Select every line containing the word "type" from the material, and copy those lines.

Source records:
————————

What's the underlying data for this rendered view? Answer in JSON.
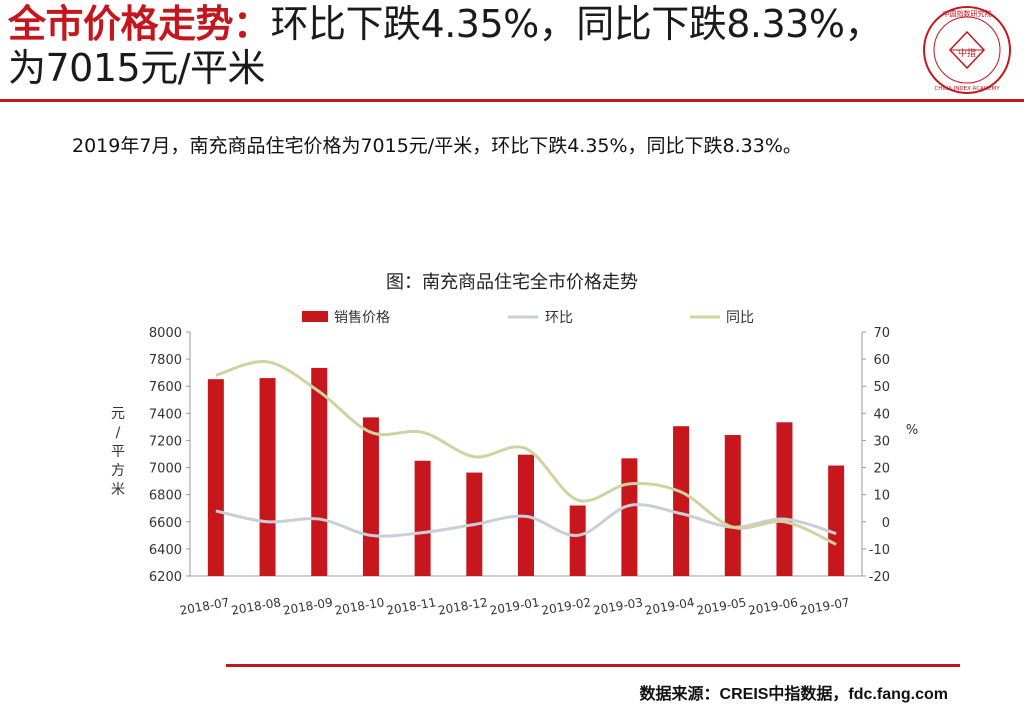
{
  "header": {
    "title_prefix": "全市价格走势：",
    "title_main": "环比下跌4.35%，同比下跌8.33%，为7015元/平米",
    "logo_text_top": "中国指数研究院",
    "logo_text_bottom": "CHINA INDEX ACADEMY",
    "logo_center": "中指"
  },
  "summary": "2019年7月，南充商品住宅价格为7015元/平米，环比下跌4.35%，同比下跌8.33%。",
  "source": "数据来源：CREIS中指数据，fdc.fang.com",
  "colors": {
    "accent": "#c4161c",
    "bar": "#c8161d",
    "mom": "#c9cfd4",
    "yoy": "#cfd3a0"
  },
  "chart_data": {
    "type": "bar",
    "title": "图：南充商品住宅全市价格走势",
    "categories": [
      "2018-07",
      "2018-08",
      "2018-09",
      "2018-10",
      "2018-11",
      "2018-12",
      "2019-01",
      "2019-02",
      "2019-03",
      "2019-04",
      "2019-05",
      "2019-06",
      "2019-07"
    ],
    "series": [
      {
        "name": "销售价格",
        "type": "bar",
        "axis": "left",
        "values": [
          7652,
          7660,
          7735,
          7370,
          7050,
          6963,
          7095,
          6720,
          7068,
          7305,
          7240,
          7334,
          7015
        ]
      },
      {
        "name": "环比",
        "type": "line",
        "axis": "right",
        "values": [
          4,
          0,
          1,
          -5,
          -4,
          -1,
          2,
          -5,
          6,
          3,
          -2,
          1,
          -4.35
        ]
      },
      {
        "name": "同比",
        "type": "line",
        "axis": "right",
        "values": [
          54,
          59,
          48,
          33,
          33,
          24,
          27,
          8,
          14,
          11,
          -2,
          0,
          -8.33
        ]
      }
    ],
    "ylabel": "元/平方米",
    "ylim": [
      6200,
      8000
    ],
    "yticks": [
      6200,
      6400,
      6600,
      6800,
      7000,
      7200,
      7400,
      7600,
      7800,
      8000
    ],
    "y2label": "%",
    "y2lim": [
      -20,
      70
    ],
    "y2ticks": [
      -20,
      -10,
      0,
      10,
      20,
      30,
      40,
      50,
      60,
      70
    ],
    "grid": false,
    "legend_position": "top"
  }
}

————————

*COMPLETED TASK:*
    "type": "bar",
        "type": "bar",
        "type": "line",
        "type": "line",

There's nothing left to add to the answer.